EXERCISE BRIEF:
Could you output the listing below, from its first line through the line containing "header-rule bbox=[176, 543, 332, 544]", as a JSON list of strings with one string per line and blank lines left out?

Element placement data:
================================

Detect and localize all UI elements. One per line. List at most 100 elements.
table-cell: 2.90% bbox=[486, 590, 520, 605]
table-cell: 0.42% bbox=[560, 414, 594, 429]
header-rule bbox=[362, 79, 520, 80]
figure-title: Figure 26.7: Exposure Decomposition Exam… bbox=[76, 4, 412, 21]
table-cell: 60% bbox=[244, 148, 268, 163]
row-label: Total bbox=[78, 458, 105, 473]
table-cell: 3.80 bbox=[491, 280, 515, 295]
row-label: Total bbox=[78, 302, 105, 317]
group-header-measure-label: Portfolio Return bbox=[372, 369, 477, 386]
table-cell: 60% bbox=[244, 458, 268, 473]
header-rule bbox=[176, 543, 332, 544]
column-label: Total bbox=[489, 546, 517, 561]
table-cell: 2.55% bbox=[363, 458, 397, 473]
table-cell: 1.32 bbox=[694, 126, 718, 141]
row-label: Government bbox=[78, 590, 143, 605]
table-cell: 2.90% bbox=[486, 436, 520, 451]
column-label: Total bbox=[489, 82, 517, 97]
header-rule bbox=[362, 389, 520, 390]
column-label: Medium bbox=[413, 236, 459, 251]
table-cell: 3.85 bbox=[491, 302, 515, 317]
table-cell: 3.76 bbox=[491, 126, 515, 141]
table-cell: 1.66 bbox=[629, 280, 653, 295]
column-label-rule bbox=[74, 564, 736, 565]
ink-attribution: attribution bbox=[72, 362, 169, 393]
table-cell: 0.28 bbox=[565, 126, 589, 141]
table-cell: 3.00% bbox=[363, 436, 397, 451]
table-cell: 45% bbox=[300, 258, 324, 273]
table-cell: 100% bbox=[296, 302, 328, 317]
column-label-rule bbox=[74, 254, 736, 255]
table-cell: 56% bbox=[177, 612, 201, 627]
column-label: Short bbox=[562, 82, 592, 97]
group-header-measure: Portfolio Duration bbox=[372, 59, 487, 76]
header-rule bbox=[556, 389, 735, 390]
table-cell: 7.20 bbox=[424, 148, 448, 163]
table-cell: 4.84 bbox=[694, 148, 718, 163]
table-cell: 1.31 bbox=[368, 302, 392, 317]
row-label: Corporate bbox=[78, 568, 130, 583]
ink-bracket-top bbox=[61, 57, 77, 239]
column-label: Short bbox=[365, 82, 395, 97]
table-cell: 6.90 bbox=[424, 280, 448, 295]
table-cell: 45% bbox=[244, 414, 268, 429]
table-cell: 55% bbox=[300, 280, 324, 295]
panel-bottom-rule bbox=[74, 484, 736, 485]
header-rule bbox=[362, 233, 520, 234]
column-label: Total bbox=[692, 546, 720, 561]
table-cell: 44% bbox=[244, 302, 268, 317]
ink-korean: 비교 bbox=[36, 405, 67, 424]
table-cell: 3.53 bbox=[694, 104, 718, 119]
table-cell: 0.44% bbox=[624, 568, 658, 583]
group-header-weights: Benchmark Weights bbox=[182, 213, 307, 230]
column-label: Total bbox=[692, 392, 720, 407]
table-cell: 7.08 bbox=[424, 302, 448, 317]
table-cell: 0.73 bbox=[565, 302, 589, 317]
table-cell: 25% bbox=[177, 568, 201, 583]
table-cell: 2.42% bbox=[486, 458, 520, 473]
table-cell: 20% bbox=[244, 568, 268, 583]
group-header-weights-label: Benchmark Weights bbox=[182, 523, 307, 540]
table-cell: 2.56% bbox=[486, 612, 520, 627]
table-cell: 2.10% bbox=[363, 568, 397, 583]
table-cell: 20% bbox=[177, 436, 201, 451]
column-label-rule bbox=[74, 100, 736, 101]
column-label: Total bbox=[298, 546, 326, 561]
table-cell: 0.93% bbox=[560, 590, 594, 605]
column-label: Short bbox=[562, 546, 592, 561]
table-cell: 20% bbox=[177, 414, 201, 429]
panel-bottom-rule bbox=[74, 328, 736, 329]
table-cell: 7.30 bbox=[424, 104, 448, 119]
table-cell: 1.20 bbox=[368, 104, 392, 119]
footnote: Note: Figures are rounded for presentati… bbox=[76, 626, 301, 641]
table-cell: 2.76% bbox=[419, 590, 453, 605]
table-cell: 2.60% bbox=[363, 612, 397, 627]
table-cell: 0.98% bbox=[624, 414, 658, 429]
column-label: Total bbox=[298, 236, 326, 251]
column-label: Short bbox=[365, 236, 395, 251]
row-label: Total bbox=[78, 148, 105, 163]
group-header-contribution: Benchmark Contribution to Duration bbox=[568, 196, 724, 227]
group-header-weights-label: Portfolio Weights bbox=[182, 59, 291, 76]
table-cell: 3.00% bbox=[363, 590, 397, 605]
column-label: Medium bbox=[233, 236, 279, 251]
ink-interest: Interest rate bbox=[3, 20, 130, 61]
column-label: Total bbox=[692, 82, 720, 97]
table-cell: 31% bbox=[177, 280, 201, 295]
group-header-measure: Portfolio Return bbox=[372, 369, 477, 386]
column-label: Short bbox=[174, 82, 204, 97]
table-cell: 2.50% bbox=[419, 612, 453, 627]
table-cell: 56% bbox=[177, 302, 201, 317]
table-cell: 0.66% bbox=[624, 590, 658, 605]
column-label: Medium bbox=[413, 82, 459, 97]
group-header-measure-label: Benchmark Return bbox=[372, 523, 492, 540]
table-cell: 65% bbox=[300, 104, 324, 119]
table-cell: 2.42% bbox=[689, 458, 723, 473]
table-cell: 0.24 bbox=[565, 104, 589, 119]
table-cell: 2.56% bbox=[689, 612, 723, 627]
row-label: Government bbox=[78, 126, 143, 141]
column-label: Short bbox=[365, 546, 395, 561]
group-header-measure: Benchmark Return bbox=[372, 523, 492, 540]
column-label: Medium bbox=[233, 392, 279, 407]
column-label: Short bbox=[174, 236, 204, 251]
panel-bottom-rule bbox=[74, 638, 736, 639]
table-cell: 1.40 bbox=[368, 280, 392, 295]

================================

ANSWER FOR THIS EXERCISE:
[
  "Detect and localize all UI elements. One per line. List at most 100 elements.",
  "table-cell: 2.90% bbox=[486, 590, 520, 605]",
  "table-cell: 0.42% bbox=[560, 414, 594, 429]",
  "header-rule bbox=[362, 79, 520, 80]",
  "figure-title: Figure 26.7: Exposure Decomposition Exam… bbox=[76, 4, 412, 21]",
  "table-cell: 60% bbox=[244, 148, 268, 163]",
  "row-label: Total bbox=[78, 458, 105, 473]",
  "table-cell: 3.80 bbox=[491, 280, 515, 295]",
  "row-label: Total bbox=[78, 302, 105, 317]",
  "group-header-measure-label: Portfolio Return bbox=[372, 369, 477, 386]",
  "table-cell: 60% bbox=[244, 458, 268, 473]",
  "header-rule bbox=[176, 543, 332, 544]"
]